> DATA PROVIDED
━━━━━━

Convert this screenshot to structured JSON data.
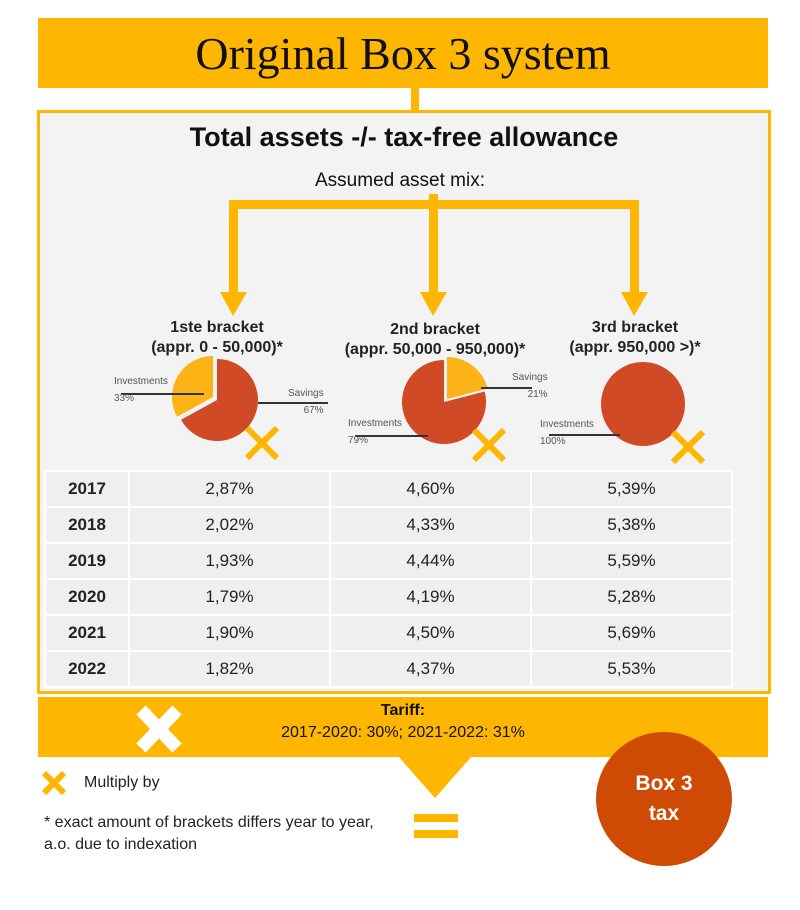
{
  "title": "Original Box 3 system",
  "heading": "Total assets -/- tax-free allowance",
  "asset_mix_label": "Assumed asset mix:",
  "brackets": [
    {
      "name": "1ste bracket",
      "range": "(appr. 0 - 50,000)*",
      "slices": [
        {
          "label": "Investments",
          "pct": "33%",
          "value": 33,
          "color": "#fbb315"
        },
        {
          "label": "Savings",
          "pct": "67%",
          "value": 67,
          "color": "#cf4a25"
        }
      ]
    },
    {
      "name": "2nd bracket",
      "range": "(appr. 50,000 - 950,000)*",
      "slices": [
        {
          "label": "Savings",
          "pct": "21%",
          "value": 21,
          "color": "#fbb315"
        },
        {
          "label": "Investments",
          "pct": "79%",
          "value": 79,
          "color": "#cf4a25"
        }
      ]
    },
    {
      "name": "3rd bracket",
      "range": "(appr. 950,000 >)*",
      "slices": [
        {
          "label": "Investments",
          "pct": "100%",
          "value": 100,
          "color": "#cf4a25"
        }
      ]
    }
  ],
  "table": [
    [
      "2017",
      "2,87%",
      "4,60%",
      "5,39%"
    ],
    [
      "2018",
      "2,02%",
      "4,33%",
      "5,38%"
    ],
    [
      "2019",
      "1,93%",
      "4,44%",
      "5,59%"
    ],
    [
      "2020",
      "1,79%",
      "4,19%",
      "5,28%"
    ],
    [
      "2021",
      "1,90%",
      "4,50%",
      "5,69%"
    ],
    [
      "2022",
      "1,82%",
      "4,37%",
      "5,53%"
    ]
  ],
  "tariff": {
    "label": "Tariff:",
    "text": "2017-2020: 30%; 2021-2022: 31%"
  },
  "legend": {
    "multiply": "Multiply by",
    "footnote": "* exact amount of brackets differs year to year, a.o. due to indexation"
  },
  "result": "Box 3 tax",
  "colors": {
    "accent": "#ffb600",
    "red": "#cf4a02",
    "background": "#f3f3f3"
  }
}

━━━━━━

> TO BE DONE
Return each line in the records that holds the string "appr".

> SOLUTION TO THIS EXERCISE
      "range": "(appr. 0 - 50,000)*",
      "range": "(appr. 50,000 - 950,000)*",
      "range": "(appr. 950,000 >)*",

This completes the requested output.